RECORDS FOR THE TASK:
::::

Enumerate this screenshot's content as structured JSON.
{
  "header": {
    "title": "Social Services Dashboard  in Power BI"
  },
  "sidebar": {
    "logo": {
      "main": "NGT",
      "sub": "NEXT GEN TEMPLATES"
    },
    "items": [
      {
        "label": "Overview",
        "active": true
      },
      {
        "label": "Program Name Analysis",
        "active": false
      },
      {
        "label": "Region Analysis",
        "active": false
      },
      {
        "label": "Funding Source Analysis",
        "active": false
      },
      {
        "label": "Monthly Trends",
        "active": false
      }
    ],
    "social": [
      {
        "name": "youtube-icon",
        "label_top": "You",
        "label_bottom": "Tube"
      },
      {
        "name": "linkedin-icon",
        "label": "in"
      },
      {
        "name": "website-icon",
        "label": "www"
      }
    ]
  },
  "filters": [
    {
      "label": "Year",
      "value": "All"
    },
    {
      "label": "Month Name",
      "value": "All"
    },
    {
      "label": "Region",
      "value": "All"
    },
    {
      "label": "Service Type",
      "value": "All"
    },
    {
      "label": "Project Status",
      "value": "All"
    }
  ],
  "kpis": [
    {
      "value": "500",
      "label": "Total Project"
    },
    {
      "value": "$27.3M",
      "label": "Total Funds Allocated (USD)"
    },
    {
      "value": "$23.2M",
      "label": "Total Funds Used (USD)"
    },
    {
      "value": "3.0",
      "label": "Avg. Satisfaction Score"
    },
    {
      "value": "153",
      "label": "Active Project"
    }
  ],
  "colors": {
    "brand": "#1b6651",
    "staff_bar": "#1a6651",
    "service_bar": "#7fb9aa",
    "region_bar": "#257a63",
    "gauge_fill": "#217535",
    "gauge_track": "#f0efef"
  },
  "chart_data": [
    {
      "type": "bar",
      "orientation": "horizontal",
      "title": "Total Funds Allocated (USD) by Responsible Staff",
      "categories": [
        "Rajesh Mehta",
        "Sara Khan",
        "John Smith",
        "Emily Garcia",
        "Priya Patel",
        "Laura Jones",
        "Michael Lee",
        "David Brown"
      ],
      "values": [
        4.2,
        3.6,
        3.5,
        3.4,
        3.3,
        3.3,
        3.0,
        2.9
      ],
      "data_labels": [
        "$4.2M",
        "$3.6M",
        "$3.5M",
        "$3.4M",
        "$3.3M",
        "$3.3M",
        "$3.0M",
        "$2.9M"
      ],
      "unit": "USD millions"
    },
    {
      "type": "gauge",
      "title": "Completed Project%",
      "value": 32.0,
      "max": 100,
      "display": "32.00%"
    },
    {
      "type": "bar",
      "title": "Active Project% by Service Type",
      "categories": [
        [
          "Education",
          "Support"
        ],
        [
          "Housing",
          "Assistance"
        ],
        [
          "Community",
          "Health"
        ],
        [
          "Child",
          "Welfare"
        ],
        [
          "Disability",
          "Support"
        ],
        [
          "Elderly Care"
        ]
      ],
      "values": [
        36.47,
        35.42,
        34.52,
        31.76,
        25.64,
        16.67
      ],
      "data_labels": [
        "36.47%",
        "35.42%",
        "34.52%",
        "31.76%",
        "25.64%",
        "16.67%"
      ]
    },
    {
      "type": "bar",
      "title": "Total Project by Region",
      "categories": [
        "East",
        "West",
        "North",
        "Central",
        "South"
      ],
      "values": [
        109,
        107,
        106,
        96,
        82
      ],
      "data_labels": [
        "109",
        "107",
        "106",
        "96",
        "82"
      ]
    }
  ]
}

::::

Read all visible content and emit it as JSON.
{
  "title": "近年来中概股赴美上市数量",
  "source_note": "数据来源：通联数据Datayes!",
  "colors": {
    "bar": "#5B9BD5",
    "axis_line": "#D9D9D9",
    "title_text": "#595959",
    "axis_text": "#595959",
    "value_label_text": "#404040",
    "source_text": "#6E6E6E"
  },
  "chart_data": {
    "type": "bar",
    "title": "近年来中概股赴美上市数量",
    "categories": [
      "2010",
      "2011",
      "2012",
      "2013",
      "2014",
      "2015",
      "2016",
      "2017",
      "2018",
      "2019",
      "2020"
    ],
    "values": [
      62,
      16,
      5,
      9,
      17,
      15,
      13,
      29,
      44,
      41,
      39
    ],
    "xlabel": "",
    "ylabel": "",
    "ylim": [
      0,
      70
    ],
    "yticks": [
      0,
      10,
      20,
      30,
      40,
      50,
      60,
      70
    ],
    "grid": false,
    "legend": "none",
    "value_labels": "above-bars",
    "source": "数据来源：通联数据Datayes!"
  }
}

::::

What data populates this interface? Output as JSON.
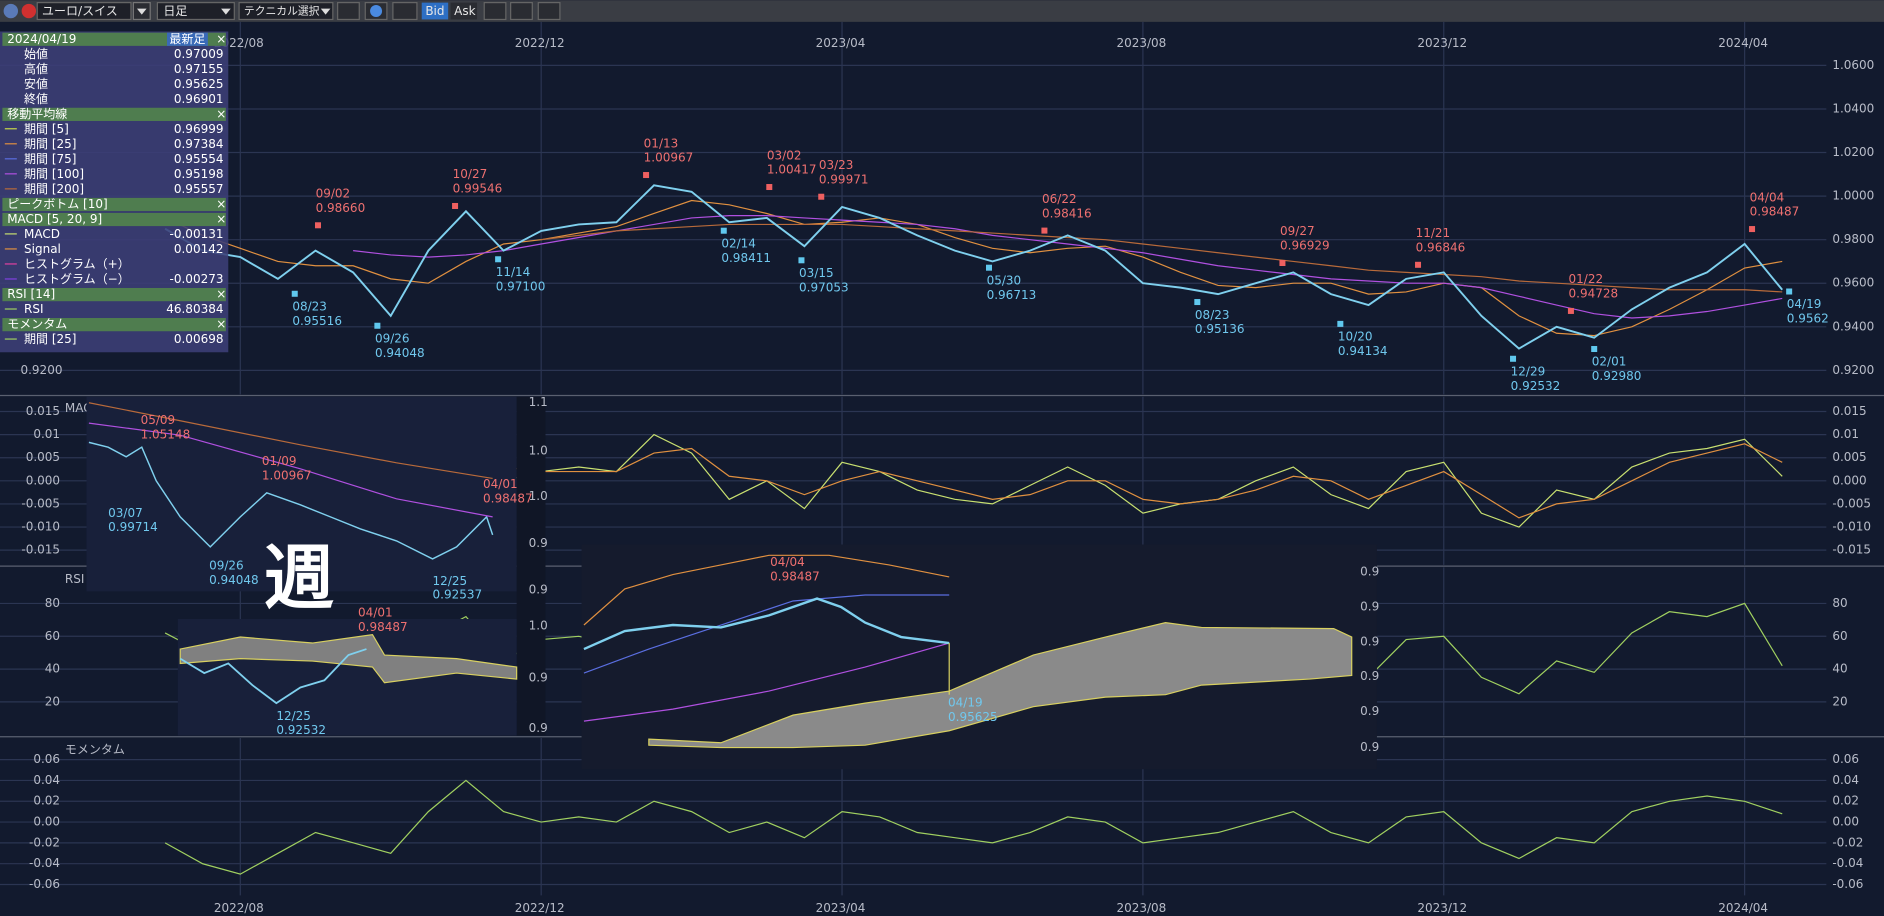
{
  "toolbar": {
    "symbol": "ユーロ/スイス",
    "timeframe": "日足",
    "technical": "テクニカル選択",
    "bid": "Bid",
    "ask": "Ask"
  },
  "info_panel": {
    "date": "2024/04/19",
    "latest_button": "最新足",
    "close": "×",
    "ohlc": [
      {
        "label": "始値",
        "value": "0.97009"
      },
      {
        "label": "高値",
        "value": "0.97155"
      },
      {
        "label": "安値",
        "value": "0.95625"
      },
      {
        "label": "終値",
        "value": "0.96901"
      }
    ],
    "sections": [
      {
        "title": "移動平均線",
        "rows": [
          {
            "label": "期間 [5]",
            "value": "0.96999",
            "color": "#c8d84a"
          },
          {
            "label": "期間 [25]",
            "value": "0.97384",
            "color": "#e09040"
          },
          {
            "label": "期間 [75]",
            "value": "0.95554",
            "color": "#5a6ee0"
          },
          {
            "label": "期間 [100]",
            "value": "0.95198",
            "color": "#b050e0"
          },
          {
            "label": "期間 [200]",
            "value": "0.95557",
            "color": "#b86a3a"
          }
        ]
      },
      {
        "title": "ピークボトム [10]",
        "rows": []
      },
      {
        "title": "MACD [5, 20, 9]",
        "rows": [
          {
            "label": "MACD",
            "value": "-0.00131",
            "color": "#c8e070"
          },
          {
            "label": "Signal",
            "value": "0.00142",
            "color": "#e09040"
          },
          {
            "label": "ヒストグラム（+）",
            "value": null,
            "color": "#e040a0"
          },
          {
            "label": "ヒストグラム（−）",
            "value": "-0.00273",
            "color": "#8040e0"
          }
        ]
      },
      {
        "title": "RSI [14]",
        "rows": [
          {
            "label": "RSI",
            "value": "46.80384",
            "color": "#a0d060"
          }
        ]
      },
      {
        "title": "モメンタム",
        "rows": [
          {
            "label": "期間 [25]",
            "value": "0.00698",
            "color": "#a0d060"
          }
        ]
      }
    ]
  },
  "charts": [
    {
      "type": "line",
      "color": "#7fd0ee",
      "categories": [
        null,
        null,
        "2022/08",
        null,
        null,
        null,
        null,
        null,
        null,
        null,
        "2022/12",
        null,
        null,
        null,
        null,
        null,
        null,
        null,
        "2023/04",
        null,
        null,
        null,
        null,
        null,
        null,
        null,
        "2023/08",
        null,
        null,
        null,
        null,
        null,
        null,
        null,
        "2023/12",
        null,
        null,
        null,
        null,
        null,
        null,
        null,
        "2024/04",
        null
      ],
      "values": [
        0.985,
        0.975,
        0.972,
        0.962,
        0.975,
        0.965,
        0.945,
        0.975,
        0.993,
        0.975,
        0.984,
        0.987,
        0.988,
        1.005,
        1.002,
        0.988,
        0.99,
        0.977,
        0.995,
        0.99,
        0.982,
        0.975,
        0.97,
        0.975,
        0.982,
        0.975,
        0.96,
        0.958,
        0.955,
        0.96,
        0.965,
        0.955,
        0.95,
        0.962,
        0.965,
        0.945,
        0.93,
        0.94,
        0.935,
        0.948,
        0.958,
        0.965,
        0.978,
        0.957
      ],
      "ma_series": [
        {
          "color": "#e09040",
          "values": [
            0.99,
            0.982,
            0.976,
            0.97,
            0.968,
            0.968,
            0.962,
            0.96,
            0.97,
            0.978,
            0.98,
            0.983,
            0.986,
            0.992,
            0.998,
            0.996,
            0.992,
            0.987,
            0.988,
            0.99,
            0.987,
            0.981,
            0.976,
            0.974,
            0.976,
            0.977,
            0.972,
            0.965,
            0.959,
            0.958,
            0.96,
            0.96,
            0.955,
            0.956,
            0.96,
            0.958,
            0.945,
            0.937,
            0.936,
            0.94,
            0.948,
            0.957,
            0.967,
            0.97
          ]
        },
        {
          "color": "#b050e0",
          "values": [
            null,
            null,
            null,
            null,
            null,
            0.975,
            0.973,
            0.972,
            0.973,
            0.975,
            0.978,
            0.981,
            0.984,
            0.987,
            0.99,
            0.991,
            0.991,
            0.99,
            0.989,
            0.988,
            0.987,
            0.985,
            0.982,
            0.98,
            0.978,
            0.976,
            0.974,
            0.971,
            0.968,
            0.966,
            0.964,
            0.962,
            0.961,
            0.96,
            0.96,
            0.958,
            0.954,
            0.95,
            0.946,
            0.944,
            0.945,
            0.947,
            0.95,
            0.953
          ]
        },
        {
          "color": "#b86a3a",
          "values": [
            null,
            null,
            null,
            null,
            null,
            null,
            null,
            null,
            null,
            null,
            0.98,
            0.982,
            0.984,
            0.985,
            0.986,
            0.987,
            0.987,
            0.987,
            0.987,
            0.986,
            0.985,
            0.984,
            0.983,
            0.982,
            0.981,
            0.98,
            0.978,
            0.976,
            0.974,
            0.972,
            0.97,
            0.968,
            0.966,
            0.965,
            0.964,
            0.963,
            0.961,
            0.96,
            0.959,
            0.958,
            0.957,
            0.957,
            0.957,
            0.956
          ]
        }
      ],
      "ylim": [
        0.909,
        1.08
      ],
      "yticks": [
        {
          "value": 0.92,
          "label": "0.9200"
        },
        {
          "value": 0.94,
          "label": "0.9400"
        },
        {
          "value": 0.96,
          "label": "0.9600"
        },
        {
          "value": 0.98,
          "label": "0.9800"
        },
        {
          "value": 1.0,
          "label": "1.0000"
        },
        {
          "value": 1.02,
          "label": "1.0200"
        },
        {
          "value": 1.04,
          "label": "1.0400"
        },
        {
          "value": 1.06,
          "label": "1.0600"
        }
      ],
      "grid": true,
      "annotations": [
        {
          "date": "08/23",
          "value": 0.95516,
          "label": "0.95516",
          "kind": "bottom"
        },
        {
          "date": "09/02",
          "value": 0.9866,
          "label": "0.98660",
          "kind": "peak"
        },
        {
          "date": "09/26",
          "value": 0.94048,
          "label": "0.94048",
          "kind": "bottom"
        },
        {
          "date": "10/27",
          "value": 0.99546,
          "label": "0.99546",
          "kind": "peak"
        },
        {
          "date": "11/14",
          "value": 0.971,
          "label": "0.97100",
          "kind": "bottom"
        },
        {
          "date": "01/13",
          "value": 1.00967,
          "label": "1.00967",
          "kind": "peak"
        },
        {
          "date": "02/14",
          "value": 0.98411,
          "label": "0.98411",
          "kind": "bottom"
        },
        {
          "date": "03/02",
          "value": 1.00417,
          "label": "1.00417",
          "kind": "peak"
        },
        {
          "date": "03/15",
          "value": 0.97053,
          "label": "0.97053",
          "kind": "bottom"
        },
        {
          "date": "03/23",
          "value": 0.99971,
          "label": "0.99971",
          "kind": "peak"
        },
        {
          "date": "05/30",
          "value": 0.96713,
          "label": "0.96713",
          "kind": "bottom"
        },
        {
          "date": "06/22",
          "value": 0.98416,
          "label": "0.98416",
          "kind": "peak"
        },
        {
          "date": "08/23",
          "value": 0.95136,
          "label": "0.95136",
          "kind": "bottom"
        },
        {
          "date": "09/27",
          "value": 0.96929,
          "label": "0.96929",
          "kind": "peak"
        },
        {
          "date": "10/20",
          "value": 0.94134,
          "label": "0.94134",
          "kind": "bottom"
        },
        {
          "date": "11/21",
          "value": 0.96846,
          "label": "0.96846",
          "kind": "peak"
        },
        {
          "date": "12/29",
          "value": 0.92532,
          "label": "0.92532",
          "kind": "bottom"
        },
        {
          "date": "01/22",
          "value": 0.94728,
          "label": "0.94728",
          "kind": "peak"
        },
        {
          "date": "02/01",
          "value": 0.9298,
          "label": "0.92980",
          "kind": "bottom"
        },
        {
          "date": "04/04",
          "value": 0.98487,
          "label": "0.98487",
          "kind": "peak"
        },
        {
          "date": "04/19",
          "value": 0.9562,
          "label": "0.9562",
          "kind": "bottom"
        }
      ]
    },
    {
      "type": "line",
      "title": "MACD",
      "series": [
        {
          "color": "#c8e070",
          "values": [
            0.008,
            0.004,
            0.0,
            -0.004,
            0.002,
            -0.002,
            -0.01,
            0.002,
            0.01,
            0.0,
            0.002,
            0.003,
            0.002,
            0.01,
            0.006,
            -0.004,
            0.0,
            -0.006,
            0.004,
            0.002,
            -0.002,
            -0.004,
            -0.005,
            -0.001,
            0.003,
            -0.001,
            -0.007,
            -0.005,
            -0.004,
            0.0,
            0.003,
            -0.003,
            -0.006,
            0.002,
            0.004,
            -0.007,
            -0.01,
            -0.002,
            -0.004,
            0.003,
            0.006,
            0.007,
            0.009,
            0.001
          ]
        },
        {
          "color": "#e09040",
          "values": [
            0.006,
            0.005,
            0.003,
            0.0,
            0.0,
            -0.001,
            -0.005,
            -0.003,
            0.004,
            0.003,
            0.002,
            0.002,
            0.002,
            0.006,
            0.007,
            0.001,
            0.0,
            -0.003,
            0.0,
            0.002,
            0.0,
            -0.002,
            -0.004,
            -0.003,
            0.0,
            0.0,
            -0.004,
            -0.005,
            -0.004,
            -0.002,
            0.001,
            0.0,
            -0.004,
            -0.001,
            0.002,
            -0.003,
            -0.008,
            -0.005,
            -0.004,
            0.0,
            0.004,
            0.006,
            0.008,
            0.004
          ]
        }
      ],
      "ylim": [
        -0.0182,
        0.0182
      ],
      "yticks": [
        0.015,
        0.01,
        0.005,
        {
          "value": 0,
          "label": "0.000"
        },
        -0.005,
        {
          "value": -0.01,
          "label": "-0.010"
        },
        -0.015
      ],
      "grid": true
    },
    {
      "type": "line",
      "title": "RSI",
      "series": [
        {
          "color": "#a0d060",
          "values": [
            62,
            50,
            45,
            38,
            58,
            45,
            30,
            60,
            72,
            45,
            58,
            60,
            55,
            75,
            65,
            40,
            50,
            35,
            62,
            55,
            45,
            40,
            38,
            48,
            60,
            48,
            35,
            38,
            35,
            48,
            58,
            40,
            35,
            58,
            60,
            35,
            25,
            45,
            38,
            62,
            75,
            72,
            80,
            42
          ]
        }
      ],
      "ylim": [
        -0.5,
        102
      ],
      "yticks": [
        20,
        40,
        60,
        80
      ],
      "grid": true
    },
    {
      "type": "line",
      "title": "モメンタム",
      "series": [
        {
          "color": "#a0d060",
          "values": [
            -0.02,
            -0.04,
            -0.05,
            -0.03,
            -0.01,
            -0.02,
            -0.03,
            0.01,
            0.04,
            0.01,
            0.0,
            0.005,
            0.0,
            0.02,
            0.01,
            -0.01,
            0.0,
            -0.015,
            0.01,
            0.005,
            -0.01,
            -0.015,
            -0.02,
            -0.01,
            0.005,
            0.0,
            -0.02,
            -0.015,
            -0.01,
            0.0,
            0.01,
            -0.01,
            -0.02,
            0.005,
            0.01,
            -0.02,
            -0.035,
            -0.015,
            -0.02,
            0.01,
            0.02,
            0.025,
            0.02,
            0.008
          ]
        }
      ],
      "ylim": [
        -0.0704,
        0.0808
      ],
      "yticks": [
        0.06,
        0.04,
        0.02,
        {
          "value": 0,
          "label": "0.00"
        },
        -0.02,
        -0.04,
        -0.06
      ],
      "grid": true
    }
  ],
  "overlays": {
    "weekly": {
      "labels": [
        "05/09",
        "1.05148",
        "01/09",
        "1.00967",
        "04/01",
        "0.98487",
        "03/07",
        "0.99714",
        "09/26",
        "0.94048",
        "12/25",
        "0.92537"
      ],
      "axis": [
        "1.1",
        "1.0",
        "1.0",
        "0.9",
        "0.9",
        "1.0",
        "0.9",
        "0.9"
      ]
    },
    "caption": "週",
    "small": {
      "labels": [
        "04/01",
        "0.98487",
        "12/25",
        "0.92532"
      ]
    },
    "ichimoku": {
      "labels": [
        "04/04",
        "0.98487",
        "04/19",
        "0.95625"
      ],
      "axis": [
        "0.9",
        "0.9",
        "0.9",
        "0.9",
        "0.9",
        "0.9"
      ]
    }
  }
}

::::

WHAT THE TASK ASKS: Scan the records above for the string "JSON", then select every line that holds it.

RESULT FOR THIS EXERCISE:
Enumerate this screenshot's content as structured JSON.
Read all visible content and emit it as JSON.
What data populates this interface? Output as JSON.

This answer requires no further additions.